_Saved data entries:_
——

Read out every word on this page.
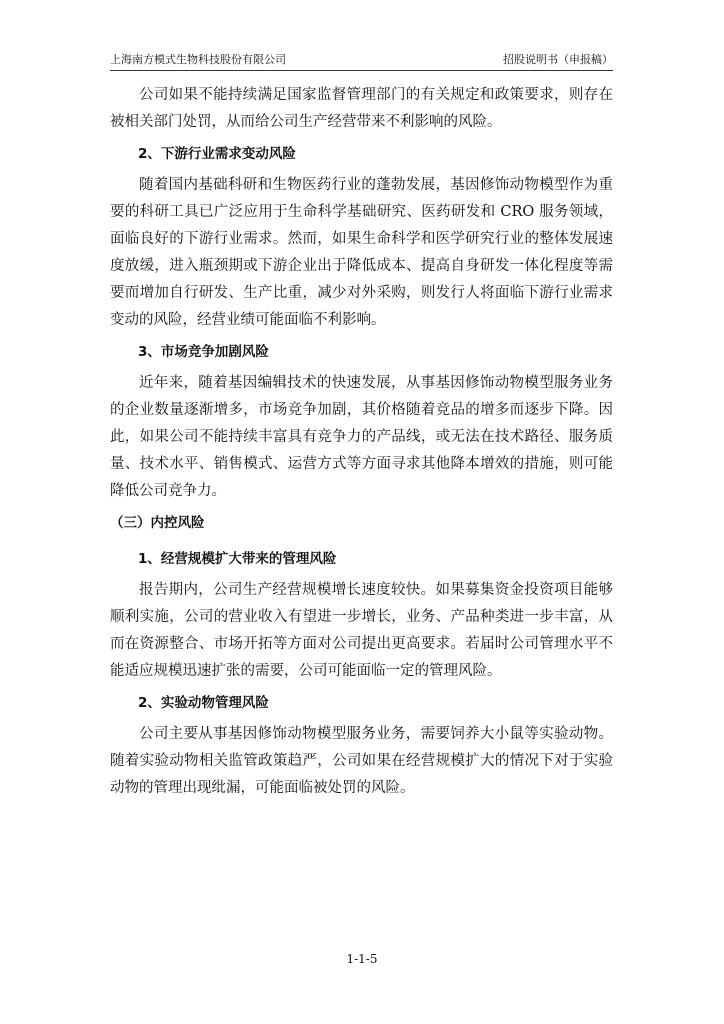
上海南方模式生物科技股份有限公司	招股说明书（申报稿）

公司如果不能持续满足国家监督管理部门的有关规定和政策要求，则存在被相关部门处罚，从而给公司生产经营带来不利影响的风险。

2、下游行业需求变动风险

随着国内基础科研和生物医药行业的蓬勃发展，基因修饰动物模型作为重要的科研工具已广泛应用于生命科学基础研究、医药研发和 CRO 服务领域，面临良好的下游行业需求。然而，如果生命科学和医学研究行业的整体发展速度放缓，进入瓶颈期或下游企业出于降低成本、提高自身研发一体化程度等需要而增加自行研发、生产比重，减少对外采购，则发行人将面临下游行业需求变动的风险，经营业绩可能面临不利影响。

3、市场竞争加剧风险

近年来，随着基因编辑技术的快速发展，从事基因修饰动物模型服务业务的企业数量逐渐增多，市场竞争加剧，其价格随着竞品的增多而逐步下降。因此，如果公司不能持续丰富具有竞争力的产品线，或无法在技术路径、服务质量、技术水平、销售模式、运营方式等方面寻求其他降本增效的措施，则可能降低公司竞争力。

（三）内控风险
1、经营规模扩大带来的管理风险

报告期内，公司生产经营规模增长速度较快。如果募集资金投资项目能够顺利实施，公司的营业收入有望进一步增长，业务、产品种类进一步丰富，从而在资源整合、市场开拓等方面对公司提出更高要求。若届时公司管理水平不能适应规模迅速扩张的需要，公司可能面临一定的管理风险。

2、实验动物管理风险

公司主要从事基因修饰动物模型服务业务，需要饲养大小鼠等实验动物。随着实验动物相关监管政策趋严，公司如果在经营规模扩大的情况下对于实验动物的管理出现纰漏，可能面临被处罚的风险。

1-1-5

——

What comes back should match the records exactly, minus any pictures.

_Problem solution:_
Read out every word on this page.
上海南方模式生物科技股份有限公司	招股说明书（申报稿）

公司如果不能持续满足国家监督管理部门的有关规定和政策要求，则存在被相关部门处罚，从而给公司生产经营带来不利影响的风险。

2、下游行业需求变动风险

随着国内基础科研和生物医药行业的蓬勃发展，基因修饰动物模型作为重要的科研工具已广泛应用于生命科学基础研究、医药研发和 CRO 服务领域，面临良好的下游行业需求。然而，如果生命科学和医学研究行业的整体发展速度放缓，进入瓶颈期或下游企业出于降低成本、提高自身研发一体化程度等需要而增加自行研发、生产比重，减少对外采购，则发行人将面临下游行业需求变动的风险，经营业绩可能面临不利影响。

3、市场竞争加剧风险

近年来，随着基因编辑技术的快速发展，从事基因修饰动物模型服务业务的企业数量逐渐增多，市场竞争加剧，其价格随着竞品的增多而逐步下降。因此，如果公司不能持续丰富具有竞争力的产品线，或无法在技术路径、服务质量、技术水平、销售模式、运营方式等方面寻求其他降本增效的措施，则可能降低公司竞争力。

（三）内控风险
1、经营规模扩大带来的管理风险

报告期内，公司生产经营规模增长速度较快。如果募集资金投资项目能够顺利实施，公司的营业收入有望进一步增长，业务、产品种类进一步丰富，从而在资源整合、市场开拓等方面对公司提出更高要求。若届时公司管理水平不能适应规模迅速扩张的需要，公司可能面临一定的管理风险。

2、实验动物管理风险

公司主要从事基因修饰动物模型服务业务，需要饲养大小鼠等实验动物。随着实验动物相关监管政策趋严，公司如果在经营规模扩大的情况下对于实验动物的管理出现纰漏，可能面临被处罚的风险。

1-1-5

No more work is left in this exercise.